## start

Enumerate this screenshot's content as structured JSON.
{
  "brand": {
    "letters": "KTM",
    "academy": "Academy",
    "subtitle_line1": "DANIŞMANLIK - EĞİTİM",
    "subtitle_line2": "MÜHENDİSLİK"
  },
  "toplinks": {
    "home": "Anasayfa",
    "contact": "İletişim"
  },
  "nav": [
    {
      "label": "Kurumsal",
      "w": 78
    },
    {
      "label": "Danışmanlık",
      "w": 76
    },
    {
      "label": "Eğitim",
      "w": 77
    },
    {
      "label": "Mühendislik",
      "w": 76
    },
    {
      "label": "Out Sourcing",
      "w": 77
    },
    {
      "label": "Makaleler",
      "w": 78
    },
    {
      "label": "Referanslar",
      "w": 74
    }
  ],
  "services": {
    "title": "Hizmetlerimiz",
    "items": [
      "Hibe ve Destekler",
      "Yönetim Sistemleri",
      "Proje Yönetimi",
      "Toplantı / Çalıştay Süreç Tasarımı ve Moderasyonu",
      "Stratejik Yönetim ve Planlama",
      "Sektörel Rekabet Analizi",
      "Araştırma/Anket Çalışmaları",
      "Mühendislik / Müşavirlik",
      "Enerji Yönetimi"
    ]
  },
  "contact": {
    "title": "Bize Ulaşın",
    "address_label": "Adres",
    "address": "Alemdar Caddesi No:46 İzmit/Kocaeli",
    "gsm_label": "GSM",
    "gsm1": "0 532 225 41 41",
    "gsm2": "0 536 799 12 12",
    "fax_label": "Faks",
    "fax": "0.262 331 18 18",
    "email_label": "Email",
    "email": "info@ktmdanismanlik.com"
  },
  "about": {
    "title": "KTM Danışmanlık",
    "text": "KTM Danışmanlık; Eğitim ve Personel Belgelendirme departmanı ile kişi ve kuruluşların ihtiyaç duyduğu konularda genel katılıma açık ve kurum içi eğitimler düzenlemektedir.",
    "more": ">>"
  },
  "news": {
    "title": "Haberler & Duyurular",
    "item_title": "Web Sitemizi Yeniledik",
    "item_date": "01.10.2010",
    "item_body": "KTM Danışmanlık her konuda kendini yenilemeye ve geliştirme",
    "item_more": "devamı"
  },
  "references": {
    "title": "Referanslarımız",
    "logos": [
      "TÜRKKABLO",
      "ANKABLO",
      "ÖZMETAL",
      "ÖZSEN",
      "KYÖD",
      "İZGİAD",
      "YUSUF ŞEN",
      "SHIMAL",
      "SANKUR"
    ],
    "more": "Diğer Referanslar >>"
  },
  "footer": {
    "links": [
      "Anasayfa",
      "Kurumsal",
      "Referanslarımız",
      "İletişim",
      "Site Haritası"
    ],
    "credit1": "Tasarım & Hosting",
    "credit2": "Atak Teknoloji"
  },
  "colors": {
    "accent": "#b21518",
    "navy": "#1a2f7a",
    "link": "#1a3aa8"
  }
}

## end

WHAT YOU HAVE TO DO: Quote all of the entries verbatim.

TASK ANSWER:
Enumerate this screenshot's content as structured JSON.
{
  "brand": {
    "letters": "KTM",
    "academy": "Academy",
    "subtitle_line1": "DANIŞMANLIK - EĞİTİM",
    "subtitle_line2": "MÜHENDİSLİK"
  },
  "toplinks": {
    "home": "Anasayfa",
    "contact": "İletişim"
  },
  "nav": [
    {
      "label": "Kurumsal",
      "w": 78
    },
    {
      "label": "Danışmanlık",
      "w": 76
    },
    {
      "label": "Eğitim",
      "w": 77
    },
    {
      "label": "Mühendislik",
      "w": 76
    },
    {
      "label": "Out Sourcing",
      "w": 77
    },
    {
      "label": "Makaleler",
      "w": 78
    },
    {
      "label": "Referanslar",
      "w": 74
    }
  ],
  "services": {
    "title": "Hizmetlerimiz",
    "items": [
      "Hibe ve Destekler",
      "Yönetim Sistemleri",
      "Proje Yönetimi",
      "Toplantı / Çalıştay Süreç Tasarımı ve Moderasyonu",
      "Stratejik Yönetim ve Planlama",
      "Sektörel Rekabet Analizi",
      "Araştırma/Anket Çalışmaları",
      "Mühendislik / Müşavirlik",
      "Enerji Yönetimi"
    ]
  },
  "contact": {
    "title": "Bize Ulaşın",
    "address_label": "Adres",
    "address": "Alemdar Caddesi No:46 İzmit/Kocaeli",
    "gsm_label": "GSM",
    "gsm1": "0 532 225 41 41",
    "gsm2": "0 536 799 12 12",
    "fax_label": "Faks",
    "fax": "0.262 331 18 18",
    "email_label": "Email",
    "email": "info@ktmdanismanlik.com"
  },
  "about": {
    "title": "KTM Danışmanlık",
    "text": "KTM Danışmanlık; Eğitim ve Personel Belgelendirme departmanı ile kişi ve kuruluşların ihtiyaç duyduğu konularda genel katılıma açık ve kurum içi eğitimler düzenlemektedir.",
    "more": ">>"
  },
  "news": {
    "title": "Haberler & Duyurular",
    "item_title": "Web Sitemizi Yeniledik",
    "item_date": "01.10.2010",
    "item_body": "KTM Danışmanlık her konuda kendini yenilemeye ve geliştirme",
    "item_more": "devamı"
  },
  "references": {
    "title": "Referanslarımız",
    "logos": [
      "TÜRKKABLO",
      "ANKABLO",
      "ÖZMETAL",
      "ÖZSEN",
      "KYÖD",
      "İZGİAD",
      "YUSUF ŞEN",
      "SHIMAL",
      "SANKUR"
    ],
    "more": "Diğer Referanslar >>"
  },
  "footer": {
    "links": [
      "Anasayfa",
      "Kurumsal",
      "Referanslarımız",
      "İletişim",
      "Site Haritası"
    ],
    "credit1": "Tasarım & Hosting",
    "credit2": "Atak Teknoloji"
  },
  "colors": {
    "accent": "#b21518",
    "navy": "#1a2f7a",
    "link": "#1a3aa8"
  }
}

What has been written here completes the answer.